-- ACTIVITY --
Single out the lines of the material that contain "with" and copy them.

-- DATA FOR ANALYSIS --
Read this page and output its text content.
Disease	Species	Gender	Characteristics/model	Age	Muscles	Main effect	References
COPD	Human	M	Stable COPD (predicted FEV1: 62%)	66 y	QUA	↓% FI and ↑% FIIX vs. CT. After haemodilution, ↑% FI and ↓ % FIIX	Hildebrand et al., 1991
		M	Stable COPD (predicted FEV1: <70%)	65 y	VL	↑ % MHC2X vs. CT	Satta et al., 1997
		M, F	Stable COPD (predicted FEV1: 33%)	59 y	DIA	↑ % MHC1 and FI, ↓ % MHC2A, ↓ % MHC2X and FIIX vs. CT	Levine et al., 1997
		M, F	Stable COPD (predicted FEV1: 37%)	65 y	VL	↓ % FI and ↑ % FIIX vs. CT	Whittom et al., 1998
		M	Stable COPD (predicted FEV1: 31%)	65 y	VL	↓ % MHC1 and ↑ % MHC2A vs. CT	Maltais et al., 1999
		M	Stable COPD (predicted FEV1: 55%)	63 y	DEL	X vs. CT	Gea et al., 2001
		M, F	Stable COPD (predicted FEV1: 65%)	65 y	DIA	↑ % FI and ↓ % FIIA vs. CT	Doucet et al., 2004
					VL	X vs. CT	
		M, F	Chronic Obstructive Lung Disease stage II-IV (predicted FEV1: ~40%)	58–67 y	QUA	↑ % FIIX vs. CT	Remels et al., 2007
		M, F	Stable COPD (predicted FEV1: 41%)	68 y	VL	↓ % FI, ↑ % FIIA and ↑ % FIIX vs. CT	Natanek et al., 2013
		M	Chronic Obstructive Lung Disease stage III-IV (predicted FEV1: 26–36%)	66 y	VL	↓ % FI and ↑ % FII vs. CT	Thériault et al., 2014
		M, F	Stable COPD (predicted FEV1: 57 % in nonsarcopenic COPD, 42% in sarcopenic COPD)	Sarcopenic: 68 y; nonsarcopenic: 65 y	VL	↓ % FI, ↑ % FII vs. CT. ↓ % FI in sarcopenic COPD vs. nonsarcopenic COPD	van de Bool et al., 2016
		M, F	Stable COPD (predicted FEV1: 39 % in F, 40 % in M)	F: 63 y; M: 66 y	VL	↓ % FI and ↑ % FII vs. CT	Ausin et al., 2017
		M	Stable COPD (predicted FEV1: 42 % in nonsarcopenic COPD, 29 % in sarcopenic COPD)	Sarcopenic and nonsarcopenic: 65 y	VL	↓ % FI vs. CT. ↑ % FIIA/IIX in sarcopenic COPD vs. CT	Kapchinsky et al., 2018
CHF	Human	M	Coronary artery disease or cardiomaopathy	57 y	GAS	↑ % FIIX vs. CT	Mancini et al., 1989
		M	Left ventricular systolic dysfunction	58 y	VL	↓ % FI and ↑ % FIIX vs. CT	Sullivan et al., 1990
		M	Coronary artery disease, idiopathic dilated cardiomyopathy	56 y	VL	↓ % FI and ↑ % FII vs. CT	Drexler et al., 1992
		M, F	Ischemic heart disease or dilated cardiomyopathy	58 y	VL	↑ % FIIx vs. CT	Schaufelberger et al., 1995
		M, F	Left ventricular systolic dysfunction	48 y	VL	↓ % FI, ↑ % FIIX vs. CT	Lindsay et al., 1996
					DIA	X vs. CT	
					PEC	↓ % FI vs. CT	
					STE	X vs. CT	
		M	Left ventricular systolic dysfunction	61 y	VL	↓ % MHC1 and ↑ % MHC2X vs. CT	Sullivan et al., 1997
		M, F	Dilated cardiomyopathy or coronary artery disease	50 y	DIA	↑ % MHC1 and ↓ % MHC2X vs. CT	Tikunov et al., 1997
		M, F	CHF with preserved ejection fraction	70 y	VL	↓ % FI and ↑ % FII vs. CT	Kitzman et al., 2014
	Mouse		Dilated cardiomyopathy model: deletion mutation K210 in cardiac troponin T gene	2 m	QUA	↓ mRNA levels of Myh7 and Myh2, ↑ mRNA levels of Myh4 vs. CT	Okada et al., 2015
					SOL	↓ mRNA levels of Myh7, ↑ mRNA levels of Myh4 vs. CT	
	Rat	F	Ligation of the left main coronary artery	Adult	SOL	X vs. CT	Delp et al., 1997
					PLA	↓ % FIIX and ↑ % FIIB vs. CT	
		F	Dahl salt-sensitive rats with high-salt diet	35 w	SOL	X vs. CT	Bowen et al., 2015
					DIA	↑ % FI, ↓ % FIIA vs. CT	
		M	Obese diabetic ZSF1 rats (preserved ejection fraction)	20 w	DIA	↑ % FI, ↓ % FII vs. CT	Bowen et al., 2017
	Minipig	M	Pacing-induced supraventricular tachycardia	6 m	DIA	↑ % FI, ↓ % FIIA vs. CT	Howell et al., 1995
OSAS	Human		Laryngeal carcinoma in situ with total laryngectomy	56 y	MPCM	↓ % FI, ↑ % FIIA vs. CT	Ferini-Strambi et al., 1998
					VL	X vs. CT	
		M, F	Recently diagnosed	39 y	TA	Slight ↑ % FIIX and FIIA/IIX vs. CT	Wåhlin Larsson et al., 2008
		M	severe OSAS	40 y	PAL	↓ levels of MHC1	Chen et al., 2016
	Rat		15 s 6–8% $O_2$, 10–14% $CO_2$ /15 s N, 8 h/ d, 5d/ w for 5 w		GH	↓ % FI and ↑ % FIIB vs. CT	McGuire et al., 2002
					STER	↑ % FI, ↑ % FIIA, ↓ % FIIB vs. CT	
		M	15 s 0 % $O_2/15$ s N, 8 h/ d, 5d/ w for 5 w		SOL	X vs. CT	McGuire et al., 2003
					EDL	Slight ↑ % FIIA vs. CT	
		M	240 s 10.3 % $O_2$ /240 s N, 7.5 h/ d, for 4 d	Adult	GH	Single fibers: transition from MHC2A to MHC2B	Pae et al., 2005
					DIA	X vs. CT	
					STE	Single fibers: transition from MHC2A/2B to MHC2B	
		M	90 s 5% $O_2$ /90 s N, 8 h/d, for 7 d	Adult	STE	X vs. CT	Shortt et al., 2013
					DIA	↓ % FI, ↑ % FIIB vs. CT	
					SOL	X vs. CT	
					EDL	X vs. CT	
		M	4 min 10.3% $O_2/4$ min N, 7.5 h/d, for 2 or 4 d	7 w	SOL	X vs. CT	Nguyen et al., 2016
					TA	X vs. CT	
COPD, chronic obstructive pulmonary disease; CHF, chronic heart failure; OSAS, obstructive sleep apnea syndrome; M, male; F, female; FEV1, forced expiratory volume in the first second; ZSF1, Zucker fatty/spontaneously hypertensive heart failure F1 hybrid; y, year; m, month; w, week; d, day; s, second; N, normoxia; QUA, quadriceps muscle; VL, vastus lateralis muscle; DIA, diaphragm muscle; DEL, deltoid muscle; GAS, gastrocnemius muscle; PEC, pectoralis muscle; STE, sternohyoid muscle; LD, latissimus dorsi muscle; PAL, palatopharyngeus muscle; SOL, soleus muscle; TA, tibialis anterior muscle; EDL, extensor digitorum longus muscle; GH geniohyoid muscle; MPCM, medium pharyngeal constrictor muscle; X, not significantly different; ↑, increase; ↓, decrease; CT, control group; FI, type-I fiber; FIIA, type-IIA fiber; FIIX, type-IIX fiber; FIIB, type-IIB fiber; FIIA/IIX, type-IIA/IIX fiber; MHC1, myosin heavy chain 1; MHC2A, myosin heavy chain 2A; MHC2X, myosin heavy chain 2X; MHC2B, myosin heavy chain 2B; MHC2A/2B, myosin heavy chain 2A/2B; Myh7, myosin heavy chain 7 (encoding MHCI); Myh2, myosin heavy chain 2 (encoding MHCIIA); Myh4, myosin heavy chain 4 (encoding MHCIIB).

-- SOLUTION TO THIS EXERCISE --
		M, F	CHF with preserved ejection fraction	70 y	VL	↓ % FI and ↑ % FII vs. CT	Kitzman et al., 2014
		F	Dahl salt-sensitive rats with high-salt diet	35 w	SOL	X vs. CT	Bowen et al., 2015
OSAS	Human		Laryngeal carcinoma in situ with total laryngectomy	56 y	MPCM	↓ % FI, ↑ % FIIA vs. CT	Ferini-Strambi et al., 1998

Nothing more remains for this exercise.